**REQUIREMENT**
Collect all lines from the listing that include the string "tracked".

___ DATASET ROWS ___

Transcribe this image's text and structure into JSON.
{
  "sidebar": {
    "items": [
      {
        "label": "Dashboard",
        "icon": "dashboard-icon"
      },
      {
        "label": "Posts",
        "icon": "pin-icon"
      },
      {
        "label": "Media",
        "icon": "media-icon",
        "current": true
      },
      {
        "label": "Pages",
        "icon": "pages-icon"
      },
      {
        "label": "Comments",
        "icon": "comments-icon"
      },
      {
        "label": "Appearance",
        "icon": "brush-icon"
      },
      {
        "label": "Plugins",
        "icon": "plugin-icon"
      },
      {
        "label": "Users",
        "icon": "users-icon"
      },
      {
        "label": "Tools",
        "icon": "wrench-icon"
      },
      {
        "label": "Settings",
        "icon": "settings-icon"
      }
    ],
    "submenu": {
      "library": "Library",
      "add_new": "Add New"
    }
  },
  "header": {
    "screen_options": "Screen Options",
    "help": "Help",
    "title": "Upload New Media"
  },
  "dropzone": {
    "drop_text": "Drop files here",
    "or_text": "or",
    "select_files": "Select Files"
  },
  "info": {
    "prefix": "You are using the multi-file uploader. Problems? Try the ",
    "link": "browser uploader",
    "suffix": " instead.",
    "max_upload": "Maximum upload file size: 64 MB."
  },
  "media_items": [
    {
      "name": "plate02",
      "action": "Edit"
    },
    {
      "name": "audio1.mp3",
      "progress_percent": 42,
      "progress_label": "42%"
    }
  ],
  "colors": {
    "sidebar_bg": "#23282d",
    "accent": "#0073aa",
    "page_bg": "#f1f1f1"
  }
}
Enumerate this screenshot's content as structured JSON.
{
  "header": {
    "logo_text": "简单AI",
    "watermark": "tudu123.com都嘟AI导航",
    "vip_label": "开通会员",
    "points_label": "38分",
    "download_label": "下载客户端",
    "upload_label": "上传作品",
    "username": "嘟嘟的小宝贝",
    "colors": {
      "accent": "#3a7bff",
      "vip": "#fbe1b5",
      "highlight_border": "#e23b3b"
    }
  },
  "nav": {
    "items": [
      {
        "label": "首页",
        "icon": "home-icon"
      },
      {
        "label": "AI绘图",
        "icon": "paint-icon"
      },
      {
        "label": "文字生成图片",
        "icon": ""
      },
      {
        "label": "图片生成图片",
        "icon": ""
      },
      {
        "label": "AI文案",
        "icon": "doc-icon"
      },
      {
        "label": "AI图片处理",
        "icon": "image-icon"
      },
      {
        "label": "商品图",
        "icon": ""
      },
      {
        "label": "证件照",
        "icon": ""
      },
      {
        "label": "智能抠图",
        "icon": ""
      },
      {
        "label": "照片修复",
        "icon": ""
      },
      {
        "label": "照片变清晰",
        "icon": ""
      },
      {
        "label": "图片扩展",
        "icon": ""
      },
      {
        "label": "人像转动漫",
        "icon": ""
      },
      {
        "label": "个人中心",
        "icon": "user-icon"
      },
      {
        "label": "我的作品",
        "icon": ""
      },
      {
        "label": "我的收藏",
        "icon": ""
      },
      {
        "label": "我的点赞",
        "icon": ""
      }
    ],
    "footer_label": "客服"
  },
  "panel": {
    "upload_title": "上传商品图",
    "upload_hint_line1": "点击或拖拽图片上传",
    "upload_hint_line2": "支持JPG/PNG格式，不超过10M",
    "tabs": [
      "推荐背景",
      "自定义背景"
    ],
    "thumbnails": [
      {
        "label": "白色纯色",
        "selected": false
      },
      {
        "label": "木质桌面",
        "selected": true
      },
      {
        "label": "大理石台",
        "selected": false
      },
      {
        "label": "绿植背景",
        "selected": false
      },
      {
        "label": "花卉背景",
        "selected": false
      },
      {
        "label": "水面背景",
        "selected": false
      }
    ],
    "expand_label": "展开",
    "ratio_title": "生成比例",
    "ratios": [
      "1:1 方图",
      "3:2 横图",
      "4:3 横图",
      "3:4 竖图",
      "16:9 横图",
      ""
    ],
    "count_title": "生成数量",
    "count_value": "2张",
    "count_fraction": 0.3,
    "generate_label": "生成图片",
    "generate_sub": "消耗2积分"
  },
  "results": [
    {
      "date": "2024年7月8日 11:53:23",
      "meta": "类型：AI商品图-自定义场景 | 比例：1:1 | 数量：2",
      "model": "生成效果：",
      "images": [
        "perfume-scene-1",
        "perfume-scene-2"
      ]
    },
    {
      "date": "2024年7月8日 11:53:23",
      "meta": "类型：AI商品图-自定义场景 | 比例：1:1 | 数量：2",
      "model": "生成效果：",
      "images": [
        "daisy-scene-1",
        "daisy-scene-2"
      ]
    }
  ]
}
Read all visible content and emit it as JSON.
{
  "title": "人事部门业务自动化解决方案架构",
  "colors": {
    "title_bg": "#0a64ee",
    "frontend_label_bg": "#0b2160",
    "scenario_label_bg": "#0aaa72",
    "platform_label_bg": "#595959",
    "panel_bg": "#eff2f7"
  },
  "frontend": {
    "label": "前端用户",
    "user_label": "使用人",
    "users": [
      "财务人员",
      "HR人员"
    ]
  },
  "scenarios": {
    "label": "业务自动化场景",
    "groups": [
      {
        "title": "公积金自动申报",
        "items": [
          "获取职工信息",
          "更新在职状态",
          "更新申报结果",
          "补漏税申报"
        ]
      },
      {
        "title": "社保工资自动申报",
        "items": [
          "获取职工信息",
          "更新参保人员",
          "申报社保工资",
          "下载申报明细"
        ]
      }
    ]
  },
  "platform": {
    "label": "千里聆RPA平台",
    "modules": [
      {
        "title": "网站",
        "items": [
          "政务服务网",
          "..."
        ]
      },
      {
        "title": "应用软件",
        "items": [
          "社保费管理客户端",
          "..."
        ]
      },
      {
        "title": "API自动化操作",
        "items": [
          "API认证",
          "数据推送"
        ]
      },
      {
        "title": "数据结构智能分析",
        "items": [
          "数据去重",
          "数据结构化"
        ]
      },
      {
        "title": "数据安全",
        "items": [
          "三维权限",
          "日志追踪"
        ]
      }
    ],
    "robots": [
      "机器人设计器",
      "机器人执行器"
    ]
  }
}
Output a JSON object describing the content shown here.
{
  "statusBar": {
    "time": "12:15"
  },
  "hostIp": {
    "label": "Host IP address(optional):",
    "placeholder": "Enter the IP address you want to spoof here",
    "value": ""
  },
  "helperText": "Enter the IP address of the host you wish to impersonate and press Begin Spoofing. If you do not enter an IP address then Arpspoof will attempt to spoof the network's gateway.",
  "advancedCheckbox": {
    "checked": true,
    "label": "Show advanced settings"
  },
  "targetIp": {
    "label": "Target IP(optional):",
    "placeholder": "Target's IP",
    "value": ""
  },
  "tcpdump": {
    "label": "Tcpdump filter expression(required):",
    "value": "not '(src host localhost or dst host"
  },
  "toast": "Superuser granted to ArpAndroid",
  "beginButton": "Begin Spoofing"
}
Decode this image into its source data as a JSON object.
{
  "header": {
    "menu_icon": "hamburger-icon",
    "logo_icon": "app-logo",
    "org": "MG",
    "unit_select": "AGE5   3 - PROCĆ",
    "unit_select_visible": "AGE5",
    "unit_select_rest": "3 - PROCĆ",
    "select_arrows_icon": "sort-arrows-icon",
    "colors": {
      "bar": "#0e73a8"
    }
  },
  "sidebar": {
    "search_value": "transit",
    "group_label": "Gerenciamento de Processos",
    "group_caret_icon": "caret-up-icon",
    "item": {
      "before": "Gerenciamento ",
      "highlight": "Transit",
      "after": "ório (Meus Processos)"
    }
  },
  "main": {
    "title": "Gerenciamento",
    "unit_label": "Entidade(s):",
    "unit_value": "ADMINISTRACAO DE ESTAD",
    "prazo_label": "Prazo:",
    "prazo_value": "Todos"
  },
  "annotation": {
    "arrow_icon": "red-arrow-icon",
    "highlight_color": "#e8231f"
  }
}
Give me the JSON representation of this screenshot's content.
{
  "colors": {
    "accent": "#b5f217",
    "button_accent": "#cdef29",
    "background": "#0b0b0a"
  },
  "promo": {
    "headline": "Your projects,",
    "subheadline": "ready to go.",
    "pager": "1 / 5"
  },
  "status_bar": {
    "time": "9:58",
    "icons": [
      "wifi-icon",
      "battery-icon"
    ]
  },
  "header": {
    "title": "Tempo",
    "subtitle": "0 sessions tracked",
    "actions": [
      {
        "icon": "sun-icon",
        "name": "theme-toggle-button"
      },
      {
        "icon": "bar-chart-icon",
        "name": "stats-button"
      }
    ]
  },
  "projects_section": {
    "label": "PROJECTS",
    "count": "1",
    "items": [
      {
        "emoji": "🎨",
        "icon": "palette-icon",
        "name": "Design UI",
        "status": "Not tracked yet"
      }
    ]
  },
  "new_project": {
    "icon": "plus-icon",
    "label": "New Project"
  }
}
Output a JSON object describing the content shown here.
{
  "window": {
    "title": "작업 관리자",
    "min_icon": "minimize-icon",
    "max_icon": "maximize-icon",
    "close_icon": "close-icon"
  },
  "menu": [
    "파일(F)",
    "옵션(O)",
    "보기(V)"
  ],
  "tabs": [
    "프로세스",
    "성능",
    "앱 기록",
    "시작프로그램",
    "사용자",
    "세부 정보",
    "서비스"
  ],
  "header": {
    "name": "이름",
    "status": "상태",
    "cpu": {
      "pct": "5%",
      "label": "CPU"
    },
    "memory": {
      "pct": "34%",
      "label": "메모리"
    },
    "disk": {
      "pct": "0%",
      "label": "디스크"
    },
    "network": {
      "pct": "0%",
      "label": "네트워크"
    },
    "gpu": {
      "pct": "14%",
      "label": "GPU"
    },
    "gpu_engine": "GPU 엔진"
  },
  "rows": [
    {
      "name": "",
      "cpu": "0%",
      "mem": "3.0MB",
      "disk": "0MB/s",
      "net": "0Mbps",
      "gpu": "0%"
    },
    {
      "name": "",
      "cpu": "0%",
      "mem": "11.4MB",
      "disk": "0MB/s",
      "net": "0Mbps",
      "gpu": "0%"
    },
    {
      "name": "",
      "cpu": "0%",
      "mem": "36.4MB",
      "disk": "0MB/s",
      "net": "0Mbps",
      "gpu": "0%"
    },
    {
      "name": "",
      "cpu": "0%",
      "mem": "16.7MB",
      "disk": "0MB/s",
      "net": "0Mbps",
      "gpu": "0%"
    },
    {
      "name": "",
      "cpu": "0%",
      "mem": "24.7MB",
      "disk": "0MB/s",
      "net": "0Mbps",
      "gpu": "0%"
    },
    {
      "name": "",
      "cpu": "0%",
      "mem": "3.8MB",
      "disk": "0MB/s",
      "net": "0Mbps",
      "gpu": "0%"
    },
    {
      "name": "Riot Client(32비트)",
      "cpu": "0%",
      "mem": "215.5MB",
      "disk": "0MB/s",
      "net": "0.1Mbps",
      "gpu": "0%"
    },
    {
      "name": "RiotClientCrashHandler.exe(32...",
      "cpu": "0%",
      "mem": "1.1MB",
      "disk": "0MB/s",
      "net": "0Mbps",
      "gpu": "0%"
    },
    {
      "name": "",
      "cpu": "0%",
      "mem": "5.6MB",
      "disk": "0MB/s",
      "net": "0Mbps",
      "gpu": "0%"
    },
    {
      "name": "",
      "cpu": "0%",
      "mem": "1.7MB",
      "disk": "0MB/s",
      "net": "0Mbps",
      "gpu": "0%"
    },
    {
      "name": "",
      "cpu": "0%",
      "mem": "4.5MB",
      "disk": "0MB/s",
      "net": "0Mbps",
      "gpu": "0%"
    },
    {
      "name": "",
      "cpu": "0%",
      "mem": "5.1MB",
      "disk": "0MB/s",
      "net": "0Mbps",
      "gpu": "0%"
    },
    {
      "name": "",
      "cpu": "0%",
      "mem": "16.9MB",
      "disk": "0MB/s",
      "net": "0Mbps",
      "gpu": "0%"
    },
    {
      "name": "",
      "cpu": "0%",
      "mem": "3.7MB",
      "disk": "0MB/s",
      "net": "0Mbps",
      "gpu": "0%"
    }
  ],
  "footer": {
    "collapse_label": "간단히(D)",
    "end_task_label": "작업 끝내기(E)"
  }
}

___

**EXPECTED ANSWER**
    "subtitle": "0 sessions tracked",
        "status": "Not tracked yet"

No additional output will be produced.